### SET EXERCISE
Could you reproduce every one of the records below, character for character, with no changes?

[Dataset entries]

═══

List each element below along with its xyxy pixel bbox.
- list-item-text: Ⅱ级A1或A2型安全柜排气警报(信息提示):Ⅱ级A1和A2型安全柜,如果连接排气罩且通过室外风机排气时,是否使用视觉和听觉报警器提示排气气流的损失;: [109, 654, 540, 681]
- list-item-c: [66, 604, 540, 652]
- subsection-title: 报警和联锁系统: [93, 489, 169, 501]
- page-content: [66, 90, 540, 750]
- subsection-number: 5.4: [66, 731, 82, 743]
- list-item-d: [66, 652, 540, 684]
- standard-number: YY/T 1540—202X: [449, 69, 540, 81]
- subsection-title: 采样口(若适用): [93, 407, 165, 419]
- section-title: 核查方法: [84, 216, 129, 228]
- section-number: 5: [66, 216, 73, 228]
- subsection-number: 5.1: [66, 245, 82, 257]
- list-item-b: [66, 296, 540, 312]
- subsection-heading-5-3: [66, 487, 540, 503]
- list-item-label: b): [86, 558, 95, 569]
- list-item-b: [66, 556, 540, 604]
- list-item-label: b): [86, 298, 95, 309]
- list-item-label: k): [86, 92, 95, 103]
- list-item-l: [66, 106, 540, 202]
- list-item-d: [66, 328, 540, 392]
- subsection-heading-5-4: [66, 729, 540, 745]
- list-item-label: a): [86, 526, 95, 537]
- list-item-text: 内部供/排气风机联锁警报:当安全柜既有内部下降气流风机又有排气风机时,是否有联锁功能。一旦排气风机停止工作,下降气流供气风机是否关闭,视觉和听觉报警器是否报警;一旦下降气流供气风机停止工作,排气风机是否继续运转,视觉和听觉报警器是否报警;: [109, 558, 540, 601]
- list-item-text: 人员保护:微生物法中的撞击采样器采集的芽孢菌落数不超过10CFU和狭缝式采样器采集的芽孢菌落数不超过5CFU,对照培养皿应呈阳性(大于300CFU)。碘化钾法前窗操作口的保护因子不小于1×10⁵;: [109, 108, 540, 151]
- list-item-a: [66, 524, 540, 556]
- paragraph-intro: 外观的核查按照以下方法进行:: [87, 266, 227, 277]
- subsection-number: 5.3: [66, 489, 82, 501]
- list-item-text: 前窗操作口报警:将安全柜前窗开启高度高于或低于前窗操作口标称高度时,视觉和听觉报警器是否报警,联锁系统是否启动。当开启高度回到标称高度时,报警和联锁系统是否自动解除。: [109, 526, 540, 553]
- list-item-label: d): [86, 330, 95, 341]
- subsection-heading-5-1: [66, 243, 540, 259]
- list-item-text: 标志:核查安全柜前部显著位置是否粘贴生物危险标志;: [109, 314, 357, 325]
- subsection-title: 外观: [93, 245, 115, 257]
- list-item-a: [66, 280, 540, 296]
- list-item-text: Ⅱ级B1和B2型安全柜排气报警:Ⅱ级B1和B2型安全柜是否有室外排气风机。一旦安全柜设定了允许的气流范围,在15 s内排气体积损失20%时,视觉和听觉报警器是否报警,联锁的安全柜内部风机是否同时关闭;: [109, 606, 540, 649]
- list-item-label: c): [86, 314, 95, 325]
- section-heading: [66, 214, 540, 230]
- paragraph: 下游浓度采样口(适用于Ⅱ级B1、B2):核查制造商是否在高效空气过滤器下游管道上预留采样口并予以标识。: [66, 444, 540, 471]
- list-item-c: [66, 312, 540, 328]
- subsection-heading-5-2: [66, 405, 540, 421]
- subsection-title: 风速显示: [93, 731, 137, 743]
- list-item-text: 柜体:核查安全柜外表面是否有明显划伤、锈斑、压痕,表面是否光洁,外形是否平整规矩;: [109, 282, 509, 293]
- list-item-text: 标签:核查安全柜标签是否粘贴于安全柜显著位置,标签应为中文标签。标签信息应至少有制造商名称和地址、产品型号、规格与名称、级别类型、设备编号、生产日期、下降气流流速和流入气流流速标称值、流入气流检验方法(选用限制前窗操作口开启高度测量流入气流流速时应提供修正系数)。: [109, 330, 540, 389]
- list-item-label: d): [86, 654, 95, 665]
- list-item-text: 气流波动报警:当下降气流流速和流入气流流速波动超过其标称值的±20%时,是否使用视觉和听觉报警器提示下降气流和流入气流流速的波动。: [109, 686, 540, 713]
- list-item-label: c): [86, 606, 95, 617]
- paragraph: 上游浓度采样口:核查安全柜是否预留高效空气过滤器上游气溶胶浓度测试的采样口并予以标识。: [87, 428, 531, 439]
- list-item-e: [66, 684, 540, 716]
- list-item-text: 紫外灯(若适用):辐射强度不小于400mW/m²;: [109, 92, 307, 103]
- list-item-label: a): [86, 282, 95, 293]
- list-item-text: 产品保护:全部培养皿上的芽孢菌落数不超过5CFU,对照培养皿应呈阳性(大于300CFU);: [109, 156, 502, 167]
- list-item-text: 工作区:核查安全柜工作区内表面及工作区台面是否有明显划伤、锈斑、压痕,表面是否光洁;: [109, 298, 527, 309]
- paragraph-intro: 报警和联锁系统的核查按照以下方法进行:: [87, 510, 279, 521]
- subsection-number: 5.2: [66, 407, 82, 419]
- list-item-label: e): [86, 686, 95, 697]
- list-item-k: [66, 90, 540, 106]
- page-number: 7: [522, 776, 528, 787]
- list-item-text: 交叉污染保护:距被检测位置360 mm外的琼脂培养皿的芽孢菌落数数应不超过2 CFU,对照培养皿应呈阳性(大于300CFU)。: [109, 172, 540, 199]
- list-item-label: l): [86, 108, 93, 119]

═══

### WRITTEN ANSWER
List each element below along with its xyxy pixel bbox.
- list-item-text: Ⅱ级A1或A2型安全柜排气警报(信息提示):Ⅱ级A1和A2型安全柜,如果连接排气罩且通过室外风机排气时,是否使用视觉和听觉报警器提示排气气流的损失;: [109, 654, 540, 681]
- list-item-c: [66, 604, 540, 652]
- subsection-title: 报警和联锁系统: [93, 489, 169, 501]
- page-content: [66, 90, 540, 750]
- subsection-number: 5.4: [66, 731, 82, 743]
- list-item-d: [66, 652, 540, 684]
- standard-number: YY/T 1540—202X: [449, 69, 540, 81]
- subsection-title: 采样口(若适用): [93, 407, 165, 419]
- section-title: 核查方法: [84, 216, 129, 228]
- section-number: 5: [66, 216, 73, 228]
- subsection-number: 5.1: [66, 245, 82, 257]
- list-item-b: [66, 296, 540, 312]
- subsection-heading-5-3: [66, 487, 540, 503]
- list-item-label: b): [86, 558, 95, 569]
- list-item-b: [66, 556, 540, 604]
- list-item-label: b): [86, 298, 95, 309]
- list-item-label: k): [86, 92, 95, 103]
- list-item-l: [66, 106, 540, 202]
- list-item-d: [66, 328, 540, 392]
- subsection-heading-5-4: [66, 729, 540, 745]
- list-item-label: a): [86, 526, 95, 537]
- list-item-text: 内部供/排气风机联锁警报:当安全柜既有内部下降气流风机又有排气风机时,是否有联锁功能。一旦排气风机停止工作,下降气流供气风机是否关闭,视觉和听觉报警器是否报警;一旦下降气流供气风机停止工作,排气风机是否继续运转,视觉和听觉报警器是否报警;: [109, 558, 540, 601]
- list-item-text: 人员保护:微生物法中的撞击采样器采集的芽孢菌落数不超过10CFU和狭缝式采样器采集的芽孢菌落数不超过5CFU,对照培养皿应呈阳性(大于300CFU)。碘化钾法前窗操作口的保护因子不小于1×10⁵;: [109, 108, 540, 151]
- list-item-a: [66, 524, 540, 556]
- paragraph-intro: 外观的核查按照以下方法进行:: [87, 266, 227, 277]
- subsection-number: 5.3: [66, 489, 82, 501]
- list-item-text: 前窗操作口报警:将安全柜前窗开启高度高于或低于前窗操作口标称高度时,视觉和听觉报警器是否报警,联锁系统是否启动。当开启高度回到标称高度时,报警和联锁系统是否自动解除。: [109, 526, 540, 553]
- list-item-label: d): [86, 330, 95, 341]
- subsection-heading-5-1: [66, 243, 540, 259]
- list-item-text: 标志:核查安全柜前部显著位置是否粘贴生物危险标志;: [109, 314, 357, 325]
- subsection-title: 外观: [93, 245, 115, 257]
- list-item-a: [66, 280, 540, 296]
- list-item-text: Ⅱ级B1和B2型安全柜排气报警:Ⅱ级B1和B2型安全柜是否有室外排气风机。一旦安全柜设定了允许的气流范围,在15 s内排气体积损失20%时,视觉和听觉报警器是否报警,联锁的安全柜内部风机是否同时关闭;: [109, 606, 540, 649]
- list-item-label: c): [86, 314, 95, 325]
- section-heading: [66, 214, 540, 230]
- paragraph: 下游浓度采样口(适用于Ⅱ级B1、B2):核查制造商是否在高效空气过滤器下游管道上预留采样口并予以标识。: [66, 444, 540, 471]
- list-item-c: [66, 312, 540, 328]
- subsection-heading-5-2: [66, 405, 540, 421]
- subsection-title: 风速显示: [93, 731, 137, 743]
- list-item-text: 柜体:核查安全柜外表面是否有明显划伤、锈斑、压痕,表面是否光洁,外形是否平整规矩;: [109, 282, 509, 293]
- list-item-text: 标签:核查安全柜标签是否粘贴于安全柜显著位置,标签应为中文标签。标签信息应至少有制造商名称和地址、产品型号、规格与名称、级别类型、设备编号、生产日期、下降气流流速和流入气流流速标称值、流入气流检验方法(选用限制前窗操作口开启高度测量流入气流流速时应提供修正系数)。: [109, 330, 540, 389]
- list-item-label: d): [86, 654, 95, 665]
- list-item-text: 气流波动报警:当下降气流流速和流入气流流速波动超过其标称值的±20%时,是否使用视觉和听觉报警器提示下降气流和流入气流流速的波动。: [109, 686, 540, 713]
- list-item-label: c): [86, 606, 95, 617]
- paragraph: 上游浓度采样口:核查安全柜是否预留高效空气过滤器上游气溶胶浓度测试的采样口并予以标识。: [87, 428, 531, 439]
- list-item-e: [66, 684, 540, 716]
- list-item-text: 紫外灯(若适用):辐射强度不小于400mW/m²;: [109, 92, 307, 103]
- list-item-label: a): [86, 282, 95, 293]
- list-item-text: 产品保护:全部培养皿上的芽孢菌落数不超过5CFU,对照培养皿应呈阳性(大于300CFU);: [109, 156, 502, 167]
- list-item-text: 工作区:核查安全柜工作区内表面及工作区台面是否有明显划伤、锈斑、压痕,表面是否光洁;: [109, 298, 527, 309]
- paragraph-intro: 报警和联锁系统的核查按照以下方法进行:: [87, 510, 279, 521]
- subsection-number: 5.2: [66, 407, 82, 419]
- list-item-label: e): [86, 686, 95, 697]
- list-item-k: [66, 90, 540, 106]
- page-number: 7: [522, 776, 528, 787]
- list-item-text: 交叉污染保护:距被检测位置360 mm外的琼脂培养皿的芽孢菌落数数应不超过2 CFU,对照培养皿应呈阳性(大于300CFU)。: [109, 172, 540, 199]
- list-item-label: l): [86, 108, 93, 119]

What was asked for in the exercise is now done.